Your task: Keep only the lines of the data below that contain "TradingView", and copy them.

start Extracted records

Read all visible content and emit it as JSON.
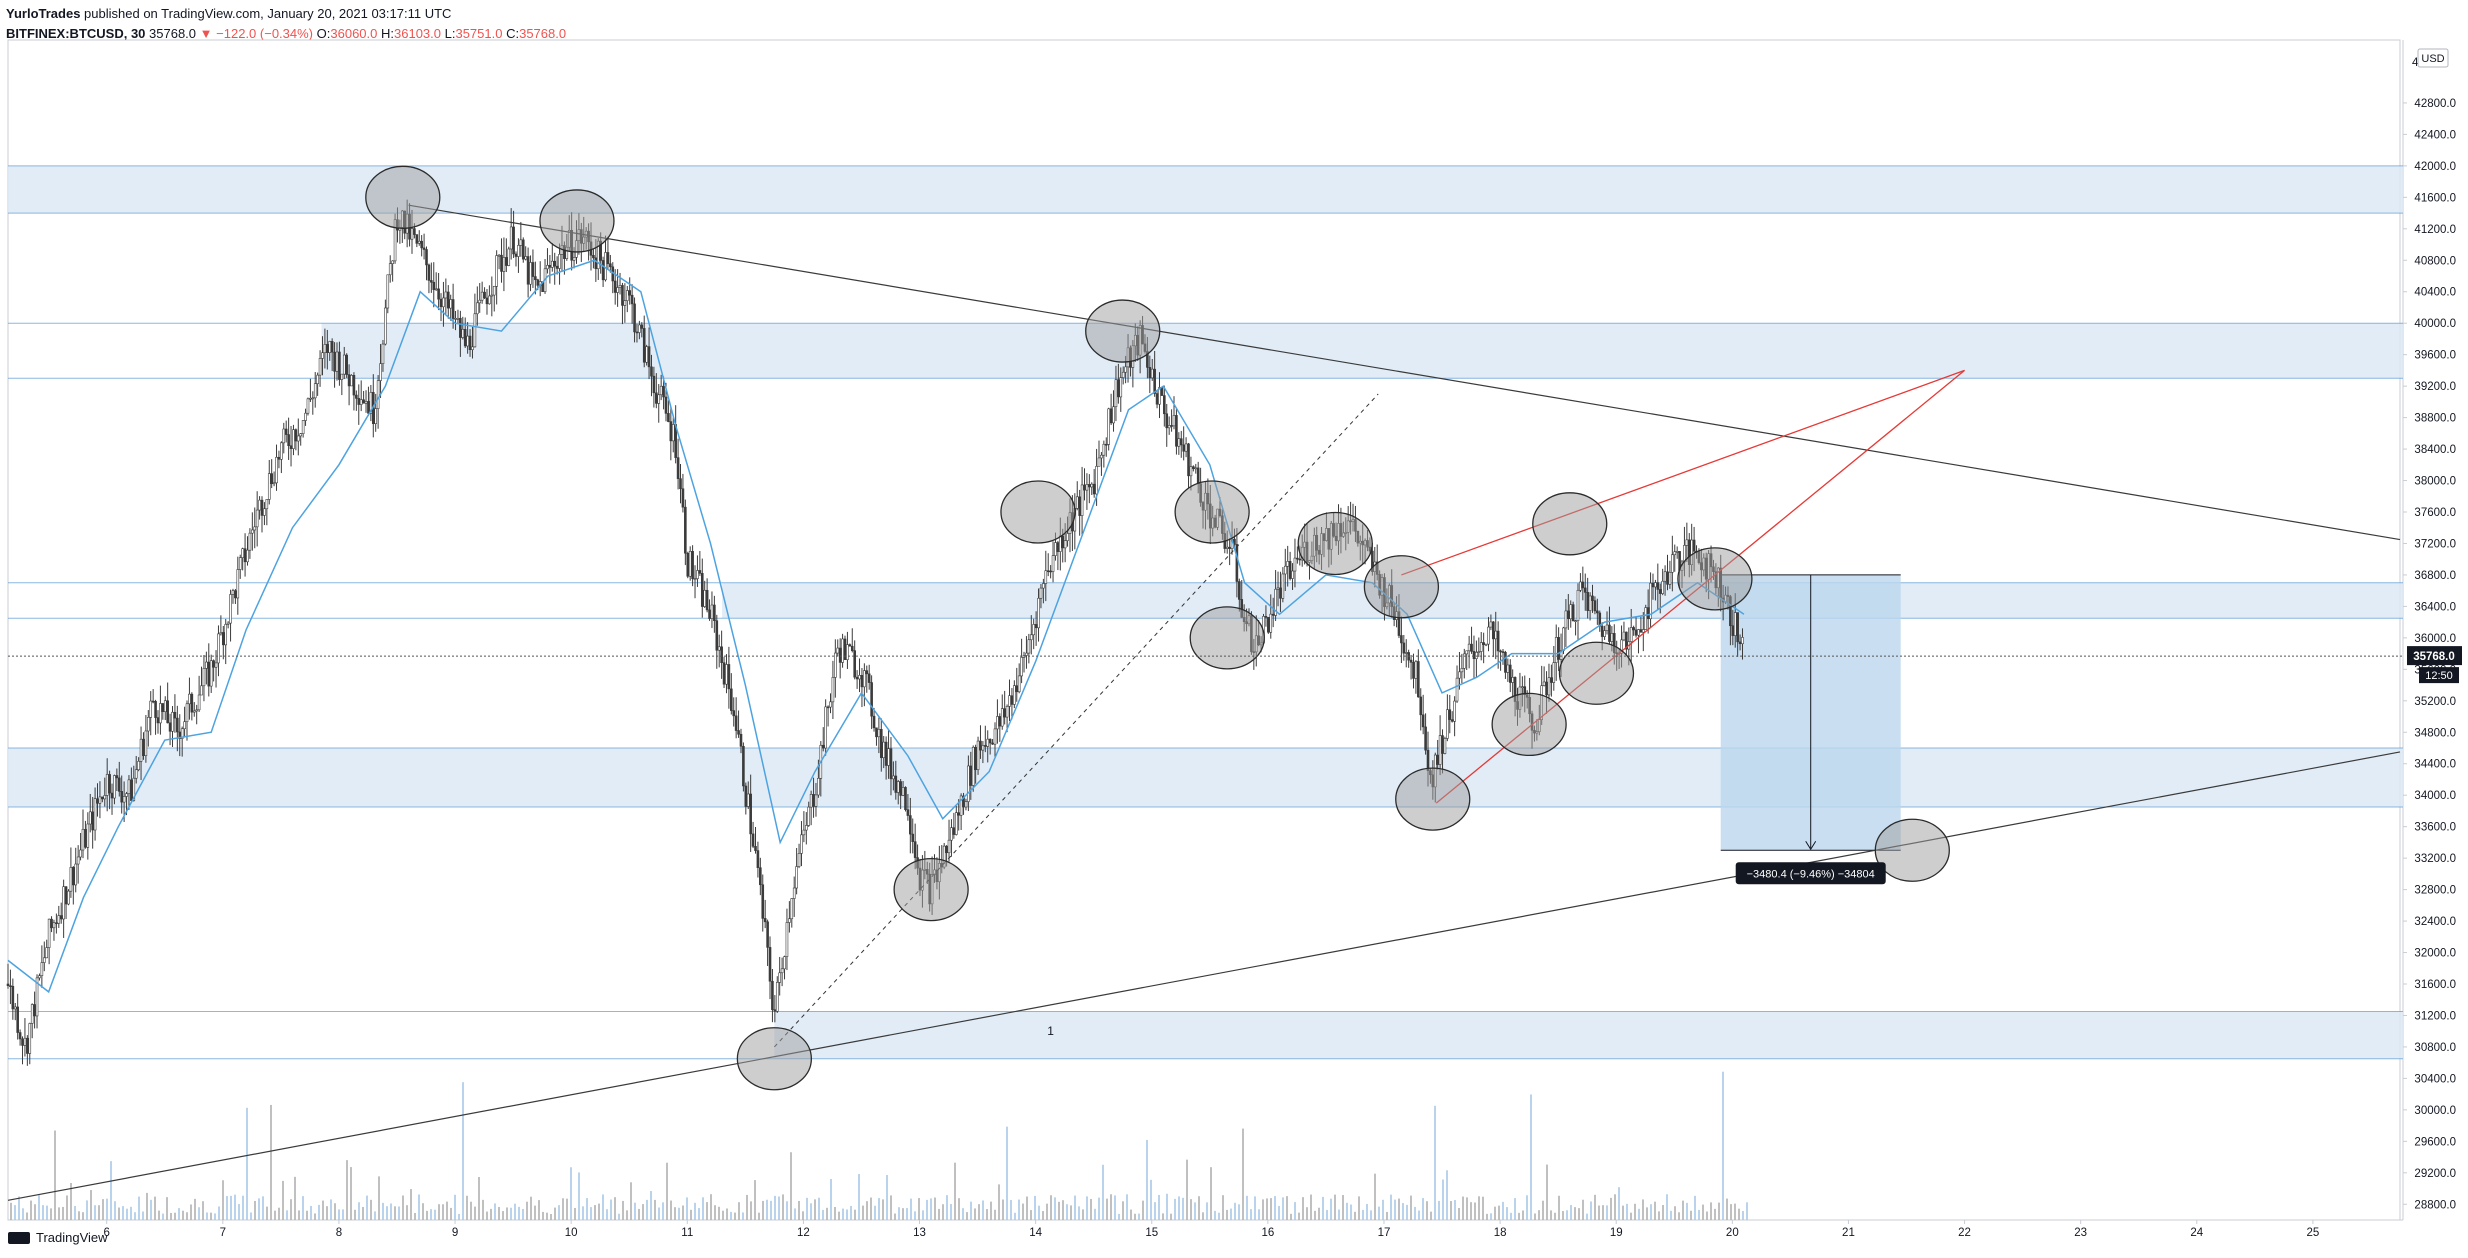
{
  "header": {
    "author": "YurloTrades",
    "published": "published on TradingView.com, January 20, 2021 03:17:11 UTC",
    "symbol": "BITFINEX:BTCUSD, 30",
    "last": "35768.0",
    "change_arrow": "▼",
    "change": "−122.0 (−0.34%)",
    "o_label": "O:",
    "o": "36060.0",
    "h_label": "H:",
    "h": "36103.0",
    "l_label": "L:",
    "l": "35751.0",
    "c_label": "C:",
    "c": "35768.0"
  },
  "footer": {
    "brand": "TradingView"
  },
  "colors": {
    "zone": "#dce9f5",
    "zone_line": "#5b9bd5",
    "ma": "#4da3e0",
    "candle": "#3b3b3b",
    "trend": "#3a3a3a",
    "wedge": "#e53935",
    "volume": "#a8c8e8",
    "measure": "#bcd7ee",
    "price_label": "#131722"
  },
  "chart_data": {
    "type": "candlestick",
    "title": "",
    "currency": "USD",
    "y_ticks": [
      28800,
      29200,
      29600,
      30000,
      30400,
      30800,
      31200,
      31600,
      32000,
      32400,
      32800,
      33200,
      33600,
      34000,
      34400,
      34800,
      35200,
      35600,
      36000,
      36400,
      36800,
      37200,
      37600,
      38000,
      38400,
      38800,
      39200,
      39600,
      40000,
      40400,
      40800,
      41200,
      41600,
      42000,
      42400,
      42800
    ],
    "ylim": [
      28600,
      43600
    ],
    "x_ticks": [
      "6",
      "7",
      "8",
      "9",
      "10",
      "11",
      "12",
      "13",
      "14",
      "15",
      "16",
      "17",
      "18",
      "19",
      "20",
      "21",
      "22",
      "23",
      "24",
      "25"
    ],
    "xlim": [
      5.15,
      25.75
    ],
    "price_path": [
      [
        5.15,
        31600
      ],
      [
        5.3,
        30800
      ],
      [
        5.5,
        32200
      ],
      [
        5.7,
        33000
      ],
      [
        6.0,
        34200
      ],
      [
        6.2,
        34000
      ],
      [
        6.4,
        35200
      ],
      [
        6.6,
        34800
      ],
      [
        6.9,
        35600
      ],
      [
        7.1,
        36600
      ],
      [
        7.3,
        37600
      ],
      [
        7.5,
        38400
      ],
      [
        7.7,
        38800
      ],
      [
        7.9,
        39700
      ],
      [
        8.1,
        39300
      ],
      [
        8.3,
        38900
      ],
      [
        8.5,
        41400
      ],
      [
        8.7,
        40900
      ],
      [
        8.9,
        40300
      ],
      [
        9.1,
        39700
      ],
      [
        9.3,
        40500
      ],
      [
        9.5,
        41100
      ],
      [
        9.7,
        40400
      ],
      [
        9.9,
        40900
      ],
      [
        10.1,
        41100
      ],
      [
        10.3,
        40700
      ],
      [
        10.5,
        40300
      ],
      [
        10.7,
        39300
      ],
      [
        10.9,
        38500
      ],
      [
        11.0,
        37000
      ],
      [
        11.2,
        36300
      ],
      [
        11.4,
        35100
      ],
      [
        11.6,
        33100
      ],
      [
        11.75,
        31200
      ],
      [
        11.9,
        32800
      ],
      [
        12.1,
        34100
      ],
      [
        12.3,
        35900
      ],
      [
        12.5,
        35600
      ],
      [
        12.7,
        34500
      ],
      [
        12.9,
        33900
      ],
      [
        13.0,
        33000
      ],
      [
        13.1,
        32800
      ],
      [
        13.3,
        33600
      ],
      [
        13.5,
        34600
      ],
      [
        13.7,
        34900
      ],
      [
        13.9,
        35700
      ],
      [
        14.1,
        36900
      ],
      [
        14.3,
        37500
      ],
      [
        14.5,
        38000
      ],
      [
        14.7,
        39200
      ],
      [
        14.9,
        39800
      ],
      [
        15.1,
        38900
      ],
      [
        15.3,
        38300
      ],
      [
        15.5,
        37600
      ],
      [
        15.7,
        37100
      ],
      [
        15.8,
        36200
      ],
      [
        15.9,
        35900
      ],
      [
        16.1,
        36600
      ],
      [
        16.3,
        37100
      ],
      [
        16.5,
        37300
      ],
      [
        16.7,
        37500
      ],
      [
        16.9,
        36900
      ],
      [
        17.1,
        36300
      ],
      [
        17.3,
        35400
      ],
      [
        17.4,
        34200
      ],
      [
        17.5,
        34700
      ],
      [
        17.7,
        35700
      ],
      [
        17.9,
        36100
      ],
      [
        18.1,
        35400
      ],
      [
        18.3,
        34900
      ],
      [
        18.5,
        35900
      ],
      [
        18.7,
        36600
      ],
      [
        18.9,
        36100
      ],
      [
        19.1,
        35900
      ],
      [
        19.3,
        36500
      ],
      [
        19.5,
        37000
      ],
      [
        19.7,
        37100
      ],
      [
        19.9,
        36700
      ],
      [
        20.1,
        35768
      ]
    ],
    "ma_path": [
      [
        5.15,
        31900
      ],
      [
        5.5,
        31500
      ],
      [
        5.8,
        32700
      ],
      [
        6.1,
        33600
      ],
      [
        6.5,
        34700
      ],
      [
        6.9,
        34800
      ],
      [
        7.2,
        36100
      ],
      [
        7.6,
        37400
      ],
      [
        8.0,
        38200
      ],
      [
        8.4,
        39200
      ],
      [
        8.7,
        40400
      ],
      [
        9.0,
        40000
      ],
      [
        9.4,
        39900
      ],
      [
        9.8,
        40600
      ],
      [
        10.2,
        40800
      ],
      [
        10.6,
        40400
      ],
      [
        10.9,
        38700
      ],
      [
        11.2,
        37200
      ],
      [
        11.5,
        35400
      ],
      [
        11.8,
        33400
      ],
      [
        12.1,
        34300
      ],
      [
        12.5,
        35300
      ],
      [
        12.9,
        34500
      ],
      [
        13.2,
        33700
      ],
      [
        13.6,
        34300
      ],
      [
        14.0,
        35700
      ],
      [
        14.4,
        37300
      ],
      [
        14.8,
        38900
      ],
      [
        15.1,
        39200
      ],
      [
        15.5,
        38200
      ],
      [
        15.8,
        36700
      ],
      [
        16.1,
        36300
      ],
      [
        16.5,
        36800
      ],
      [
        16.9,
        36700
      ],
      [
        17.2,
        36300
      ],
      [
        17.5,
        35300
      ],
      [
        17.8,
        35500
      ],
      [
        18.1,
        35800
      ],
      [
        18.5,
        35800
      ],
      [
        18.9,
        36200
      ],
      [
        19.3,
        36300
      ],
      [
        19.7,
        36700
      ],
      [
        20.1,
        36300
      ]
    ],
    "zones": [
      {
        "y1": 41400,
        "y2": 42000,
        "x1": 5.15
      },
      {
        "y1": 39300,
        "y2": 40000,
        "x1": 7.85
      },
      {
        "y1": 36250,
        "y2": 36700,
        "x1": 11.3
      },
      {
        "y1": 33850,
        "y2": 34600,
        "x1": 5.15
      },
      {
        "y1": 30650,
        "y2": 31250,
        "x1": 11.75
      }
    ],
    "trend_lines": [
      {
        "x1": 8.6,
        "y1": 41500,
        "x2": 25.75,
        "y2": 37250
      },
      {
        "x1": 5.15,
        "y1": 28850,
        "x2": 25.75,
        "y2": 34550
      }
    ],
    "dashed_line": {
      "x1": 11.75,
      "y1": 30800,
      "x2": 16.95,
      "y2": 39100
    },
    "wedge_lines": [
      {
        "x1": 17.15,
        "y1": 36800,
        "x2": 22.0,
        "y2": 39400
      },
      {
        "x1": 17.45,
        "y1": 33900,
        "x2": 22.0,
        "y2": 39400
      }
    ],
    "circles": [
      {
        "x": 8.55,
        "y": 41600
      },
      {
        "x": 10.05,
        "y": 41300
      },
      {
        "x": 14.75,
        "y": 39900
      },
      {
        "x": 14.02,
        "y": 37600
      },
      {
        "x": 15.52,
        "y": 37600
      },
      {
        "x": 16.58,
        "y": 37200
      },
      {
        "x": 17.15,
        "y": 36650
      },
      {
        "x": 18.6,
        "y": 37450
      },
      {
        "x": 15.65,
        "y": 36000
      },
      {
        "x": 13.1,
        "y": 32800
      },
      {
        "x": 11.75,
        "y": 30650
      },
      {
        "x": 18.25,
        "y": 34900
      },
      {
        "x": 18.83,
        "y": 35550
      },
      {
        "x": 17.42,
        "y": 33950
      },
      {
        "x": 19.85,
        "y": 36750
      },
      {
        "x": 21.55,
        "y": 33300
      }
    ],
    "measure_box": {
      "x1": 19.9,
      "x2": 21.45,
      "y_top": 36800,
      "y_bottom": 33300,
      "label": "−3480.4 (−9.46%) −34804"
    },
    "text_marker": {
      "x": 14.1,
      "y": 30950,
      "text": "1"
    },
    "last_price": 35768,
    "last_price_label": "35768.0",
    "countdown": "12:50",
    "axis_top_label": "4",
    "volume_seed": 7
  }
}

end Extracted records

Result for this exercise:
    "published": "published on TradingView.com, January 20, 2021 03:17:11 UTC",
    "brand": "TradingView"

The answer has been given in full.